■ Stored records
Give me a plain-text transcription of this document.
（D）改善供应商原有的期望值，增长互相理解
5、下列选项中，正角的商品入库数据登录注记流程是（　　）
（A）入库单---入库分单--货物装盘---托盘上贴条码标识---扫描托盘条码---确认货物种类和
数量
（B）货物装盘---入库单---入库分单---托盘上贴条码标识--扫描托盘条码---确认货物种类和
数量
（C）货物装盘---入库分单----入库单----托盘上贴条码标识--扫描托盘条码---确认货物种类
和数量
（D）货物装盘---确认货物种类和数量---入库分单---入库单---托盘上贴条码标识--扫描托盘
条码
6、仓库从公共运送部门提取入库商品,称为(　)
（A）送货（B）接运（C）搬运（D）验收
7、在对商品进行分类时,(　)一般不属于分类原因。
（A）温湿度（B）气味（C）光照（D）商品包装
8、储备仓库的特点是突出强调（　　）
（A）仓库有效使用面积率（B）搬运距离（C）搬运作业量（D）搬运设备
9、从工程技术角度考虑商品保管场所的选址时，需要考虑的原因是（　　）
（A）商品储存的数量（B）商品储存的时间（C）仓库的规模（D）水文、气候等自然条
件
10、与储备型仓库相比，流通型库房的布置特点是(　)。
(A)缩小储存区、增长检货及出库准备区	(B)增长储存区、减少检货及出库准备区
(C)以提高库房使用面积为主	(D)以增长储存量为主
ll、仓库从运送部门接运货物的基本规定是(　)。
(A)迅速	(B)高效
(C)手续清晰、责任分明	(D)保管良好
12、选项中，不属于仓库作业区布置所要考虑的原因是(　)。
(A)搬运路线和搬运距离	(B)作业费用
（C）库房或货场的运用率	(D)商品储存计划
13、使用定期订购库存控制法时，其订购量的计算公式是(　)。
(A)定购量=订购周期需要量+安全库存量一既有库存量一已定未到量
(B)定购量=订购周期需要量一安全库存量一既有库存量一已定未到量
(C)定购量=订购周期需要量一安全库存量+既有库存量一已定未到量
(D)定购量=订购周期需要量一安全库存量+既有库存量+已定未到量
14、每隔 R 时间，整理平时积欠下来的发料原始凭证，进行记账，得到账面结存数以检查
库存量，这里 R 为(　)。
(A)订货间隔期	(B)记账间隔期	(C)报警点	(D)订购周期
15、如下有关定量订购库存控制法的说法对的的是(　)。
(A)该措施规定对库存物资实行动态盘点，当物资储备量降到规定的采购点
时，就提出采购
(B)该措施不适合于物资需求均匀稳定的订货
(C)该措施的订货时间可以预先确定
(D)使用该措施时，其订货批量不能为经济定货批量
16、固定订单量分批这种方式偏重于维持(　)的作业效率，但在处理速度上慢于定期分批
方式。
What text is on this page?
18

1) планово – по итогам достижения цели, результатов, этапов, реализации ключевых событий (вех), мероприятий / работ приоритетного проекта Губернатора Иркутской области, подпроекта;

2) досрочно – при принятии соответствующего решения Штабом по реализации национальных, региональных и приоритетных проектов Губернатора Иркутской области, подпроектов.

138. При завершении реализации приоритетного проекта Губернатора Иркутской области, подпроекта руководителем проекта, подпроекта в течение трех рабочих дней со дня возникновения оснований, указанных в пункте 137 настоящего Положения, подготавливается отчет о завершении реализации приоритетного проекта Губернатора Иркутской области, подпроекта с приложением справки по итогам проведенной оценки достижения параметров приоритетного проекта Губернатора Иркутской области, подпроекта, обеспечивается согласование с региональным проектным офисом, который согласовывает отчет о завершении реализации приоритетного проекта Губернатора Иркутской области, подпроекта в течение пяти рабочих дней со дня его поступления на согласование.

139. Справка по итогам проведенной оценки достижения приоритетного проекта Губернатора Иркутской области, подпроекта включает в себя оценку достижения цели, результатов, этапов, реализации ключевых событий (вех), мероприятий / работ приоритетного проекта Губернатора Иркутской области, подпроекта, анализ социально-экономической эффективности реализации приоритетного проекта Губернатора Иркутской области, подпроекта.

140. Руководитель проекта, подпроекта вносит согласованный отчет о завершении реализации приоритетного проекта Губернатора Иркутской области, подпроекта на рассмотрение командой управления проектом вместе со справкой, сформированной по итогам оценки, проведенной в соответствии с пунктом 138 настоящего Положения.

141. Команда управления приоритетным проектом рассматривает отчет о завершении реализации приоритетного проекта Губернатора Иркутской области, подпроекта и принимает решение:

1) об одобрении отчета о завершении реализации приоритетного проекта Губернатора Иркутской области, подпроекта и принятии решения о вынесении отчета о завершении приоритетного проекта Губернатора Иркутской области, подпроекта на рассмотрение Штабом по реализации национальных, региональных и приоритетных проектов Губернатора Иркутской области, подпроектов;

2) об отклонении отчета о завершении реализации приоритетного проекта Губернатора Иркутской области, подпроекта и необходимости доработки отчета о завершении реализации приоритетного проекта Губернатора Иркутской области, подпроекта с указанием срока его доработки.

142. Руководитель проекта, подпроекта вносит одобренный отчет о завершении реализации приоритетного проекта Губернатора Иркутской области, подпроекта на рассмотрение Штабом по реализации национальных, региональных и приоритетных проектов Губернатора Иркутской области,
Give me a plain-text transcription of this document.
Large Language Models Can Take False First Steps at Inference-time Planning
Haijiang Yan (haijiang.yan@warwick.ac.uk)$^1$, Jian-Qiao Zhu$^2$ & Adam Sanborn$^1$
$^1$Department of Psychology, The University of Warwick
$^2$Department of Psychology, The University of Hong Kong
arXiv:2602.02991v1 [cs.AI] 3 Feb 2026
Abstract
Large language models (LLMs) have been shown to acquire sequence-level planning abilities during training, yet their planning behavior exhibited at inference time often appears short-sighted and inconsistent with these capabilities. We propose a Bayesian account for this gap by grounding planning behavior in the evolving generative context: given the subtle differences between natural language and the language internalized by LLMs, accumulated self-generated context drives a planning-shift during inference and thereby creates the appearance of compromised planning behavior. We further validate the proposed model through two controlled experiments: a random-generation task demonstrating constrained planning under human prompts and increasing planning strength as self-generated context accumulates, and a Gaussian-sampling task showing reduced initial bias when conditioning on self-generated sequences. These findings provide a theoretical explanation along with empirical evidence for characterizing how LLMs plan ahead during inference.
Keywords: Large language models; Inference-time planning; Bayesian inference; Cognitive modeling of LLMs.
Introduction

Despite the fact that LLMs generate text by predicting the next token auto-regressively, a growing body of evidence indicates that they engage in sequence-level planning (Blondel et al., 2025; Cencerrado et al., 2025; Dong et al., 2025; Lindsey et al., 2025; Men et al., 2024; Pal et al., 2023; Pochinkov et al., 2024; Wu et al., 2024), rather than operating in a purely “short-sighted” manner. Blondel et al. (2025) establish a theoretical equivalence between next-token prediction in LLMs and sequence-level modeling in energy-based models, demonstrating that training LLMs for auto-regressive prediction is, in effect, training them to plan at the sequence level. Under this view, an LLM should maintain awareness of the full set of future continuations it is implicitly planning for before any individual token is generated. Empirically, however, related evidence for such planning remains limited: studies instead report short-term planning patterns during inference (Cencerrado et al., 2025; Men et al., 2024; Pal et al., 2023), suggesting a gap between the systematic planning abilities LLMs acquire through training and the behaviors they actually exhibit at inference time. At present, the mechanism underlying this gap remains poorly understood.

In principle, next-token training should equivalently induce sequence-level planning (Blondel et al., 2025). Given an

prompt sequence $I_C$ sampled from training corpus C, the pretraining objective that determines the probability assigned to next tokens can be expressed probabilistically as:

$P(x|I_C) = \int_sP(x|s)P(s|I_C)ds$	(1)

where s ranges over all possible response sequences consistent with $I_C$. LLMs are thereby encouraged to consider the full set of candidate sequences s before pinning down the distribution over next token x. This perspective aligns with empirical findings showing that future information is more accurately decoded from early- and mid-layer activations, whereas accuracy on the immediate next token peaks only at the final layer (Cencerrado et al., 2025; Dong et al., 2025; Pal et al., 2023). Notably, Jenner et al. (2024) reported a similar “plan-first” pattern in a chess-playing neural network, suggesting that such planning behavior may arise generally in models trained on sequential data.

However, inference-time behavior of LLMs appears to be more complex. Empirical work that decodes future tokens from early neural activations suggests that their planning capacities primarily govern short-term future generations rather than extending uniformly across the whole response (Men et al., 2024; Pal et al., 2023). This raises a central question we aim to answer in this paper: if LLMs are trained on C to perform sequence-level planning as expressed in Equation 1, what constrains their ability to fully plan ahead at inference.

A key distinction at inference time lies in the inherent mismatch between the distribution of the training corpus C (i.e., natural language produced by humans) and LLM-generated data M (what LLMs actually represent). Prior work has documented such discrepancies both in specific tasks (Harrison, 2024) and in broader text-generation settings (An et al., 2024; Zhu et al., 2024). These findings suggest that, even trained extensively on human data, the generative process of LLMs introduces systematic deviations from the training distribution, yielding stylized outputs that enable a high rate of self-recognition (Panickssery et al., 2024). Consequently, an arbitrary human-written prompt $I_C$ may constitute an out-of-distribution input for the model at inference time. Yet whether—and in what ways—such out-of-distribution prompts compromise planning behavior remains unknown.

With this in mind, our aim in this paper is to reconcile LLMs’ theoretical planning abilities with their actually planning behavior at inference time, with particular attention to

■ WHAT IS REQUIRED
In the entries above, find each line with the string "рассмотрение" and copy it.

■ PROBLEM SOLUTION
140. Руководитель проекта, подпроекта вносит согласованный отчет о завершении реализации приоритетного проекта Губернатора Иркутской области, подпроекта на рассмотрение командой управления проектом вместе со справкой, сформированной по итогам оценки, проведенной в соответствии с пунктом 138 настоящего Положения.
1) об одобрении отчета о завершении реализации приоритетного проекта Губернатора Иркутской области, подпроекта и принятии решения о вынесении отчета о завершении приоритетного проекта Губернатора Иркутской области, подпроекта на рассмотрение Штабом по реализации национальных, региональных и приоритетных проектов Губернатора Иркутской области, подпроектов;
142. Руководитель проекта, подпроекта вносит одобренный отчет о завершении реализации приоритетного проекта Губернатора Иркутской области, подпроекта на рассмотрение Штабом по реализации национальных, региональных и приоритетных проектов Губернатора Иркутской области,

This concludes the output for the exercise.